TASK DETAILS: Pick out every line of the entries below where "participants" occurs, and copy those lines.

AVAILABLE DATA:
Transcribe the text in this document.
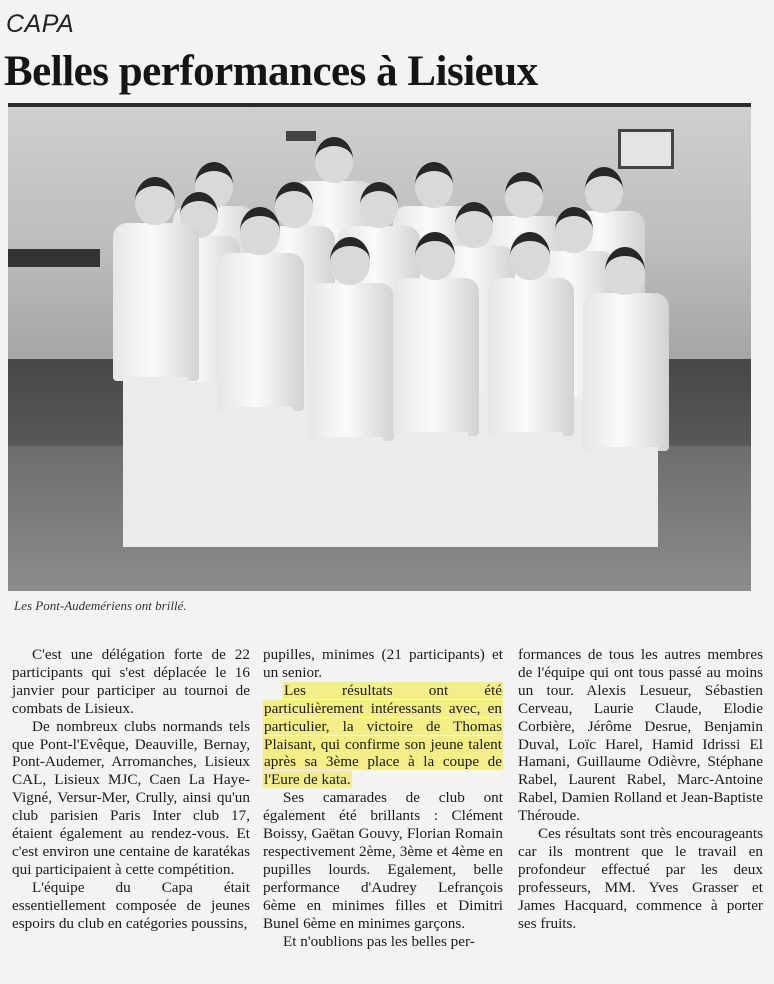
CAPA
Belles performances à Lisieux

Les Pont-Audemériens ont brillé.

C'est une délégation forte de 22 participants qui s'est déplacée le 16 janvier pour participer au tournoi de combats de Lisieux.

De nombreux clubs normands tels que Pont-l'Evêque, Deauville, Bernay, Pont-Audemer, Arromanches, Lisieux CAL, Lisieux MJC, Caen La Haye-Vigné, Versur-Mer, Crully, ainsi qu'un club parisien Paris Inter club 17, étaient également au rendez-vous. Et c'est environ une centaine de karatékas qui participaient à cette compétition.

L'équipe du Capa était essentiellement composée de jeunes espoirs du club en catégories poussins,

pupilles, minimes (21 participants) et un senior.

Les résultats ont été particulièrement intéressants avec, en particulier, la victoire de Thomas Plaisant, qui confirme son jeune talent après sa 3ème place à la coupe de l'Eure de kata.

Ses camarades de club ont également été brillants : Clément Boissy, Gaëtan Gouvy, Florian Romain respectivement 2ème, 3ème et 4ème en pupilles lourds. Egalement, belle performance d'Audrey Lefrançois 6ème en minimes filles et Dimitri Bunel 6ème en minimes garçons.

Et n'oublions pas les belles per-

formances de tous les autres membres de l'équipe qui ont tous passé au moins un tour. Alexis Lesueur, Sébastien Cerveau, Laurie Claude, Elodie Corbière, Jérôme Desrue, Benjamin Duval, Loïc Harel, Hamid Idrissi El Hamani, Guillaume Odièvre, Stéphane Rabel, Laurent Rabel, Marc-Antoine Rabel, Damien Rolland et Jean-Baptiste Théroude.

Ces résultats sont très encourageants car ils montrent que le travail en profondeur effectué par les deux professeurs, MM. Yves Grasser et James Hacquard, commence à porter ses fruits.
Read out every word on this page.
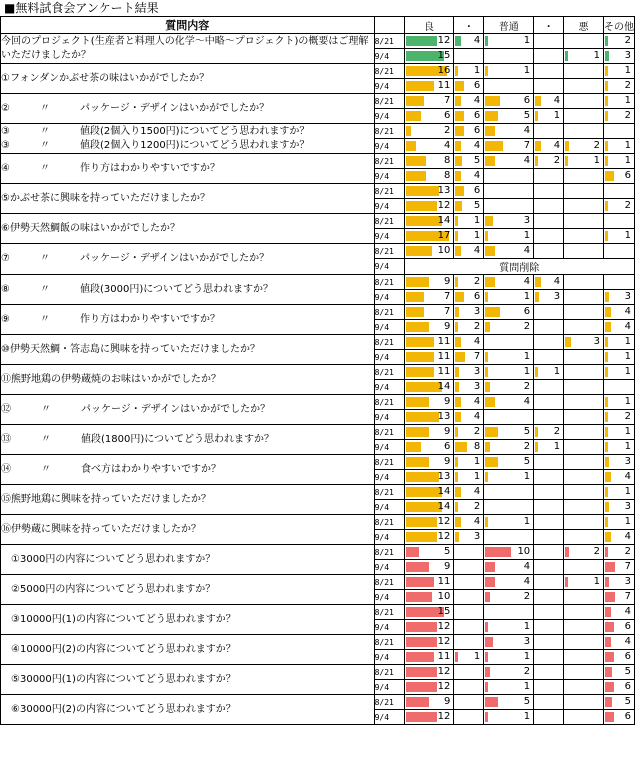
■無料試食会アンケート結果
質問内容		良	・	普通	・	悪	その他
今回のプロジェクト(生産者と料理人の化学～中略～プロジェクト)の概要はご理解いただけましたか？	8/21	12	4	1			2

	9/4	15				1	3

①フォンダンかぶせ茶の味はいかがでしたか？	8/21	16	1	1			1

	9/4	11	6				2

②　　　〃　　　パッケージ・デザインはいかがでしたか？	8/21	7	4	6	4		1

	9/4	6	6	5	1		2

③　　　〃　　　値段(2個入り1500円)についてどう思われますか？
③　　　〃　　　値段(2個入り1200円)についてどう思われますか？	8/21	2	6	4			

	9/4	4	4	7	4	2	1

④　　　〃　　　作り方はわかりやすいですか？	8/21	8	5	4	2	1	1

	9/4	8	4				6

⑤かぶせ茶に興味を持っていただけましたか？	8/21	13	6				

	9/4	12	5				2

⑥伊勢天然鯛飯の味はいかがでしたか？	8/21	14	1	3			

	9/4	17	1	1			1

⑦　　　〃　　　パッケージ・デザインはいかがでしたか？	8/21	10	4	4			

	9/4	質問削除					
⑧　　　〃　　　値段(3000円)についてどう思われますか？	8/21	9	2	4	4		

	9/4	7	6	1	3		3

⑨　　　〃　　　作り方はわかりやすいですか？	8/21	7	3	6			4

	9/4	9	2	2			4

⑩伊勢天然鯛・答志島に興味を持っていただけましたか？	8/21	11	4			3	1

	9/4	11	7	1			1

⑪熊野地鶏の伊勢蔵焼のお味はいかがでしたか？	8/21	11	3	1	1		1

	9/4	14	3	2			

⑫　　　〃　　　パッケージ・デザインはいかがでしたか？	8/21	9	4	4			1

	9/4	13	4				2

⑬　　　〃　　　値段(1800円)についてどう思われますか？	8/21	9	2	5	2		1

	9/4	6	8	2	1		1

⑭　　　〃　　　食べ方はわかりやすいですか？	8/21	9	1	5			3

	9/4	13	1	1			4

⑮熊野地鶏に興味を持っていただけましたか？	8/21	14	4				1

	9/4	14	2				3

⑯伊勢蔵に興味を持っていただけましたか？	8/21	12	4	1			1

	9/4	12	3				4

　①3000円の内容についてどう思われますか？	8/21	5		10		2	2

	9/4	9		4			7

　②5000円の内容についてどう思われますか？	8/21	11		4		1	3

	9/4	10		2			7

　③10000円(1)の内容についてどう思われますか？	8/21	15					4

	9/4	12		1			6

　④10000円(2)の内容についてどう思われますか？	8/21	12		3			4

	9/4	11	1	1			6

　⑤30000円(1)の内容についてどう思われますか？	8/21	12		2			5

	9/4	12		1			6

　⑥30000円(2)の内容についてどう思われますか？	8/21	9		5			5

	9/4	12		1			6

EXERCISE OUTPUT:
C'est une délégation forte de 22 participants qui s'est déplacée le 16 janvier pour participer au tournoi de combats de Lisieux.
pupilles, minimes (21 participants) et un senior.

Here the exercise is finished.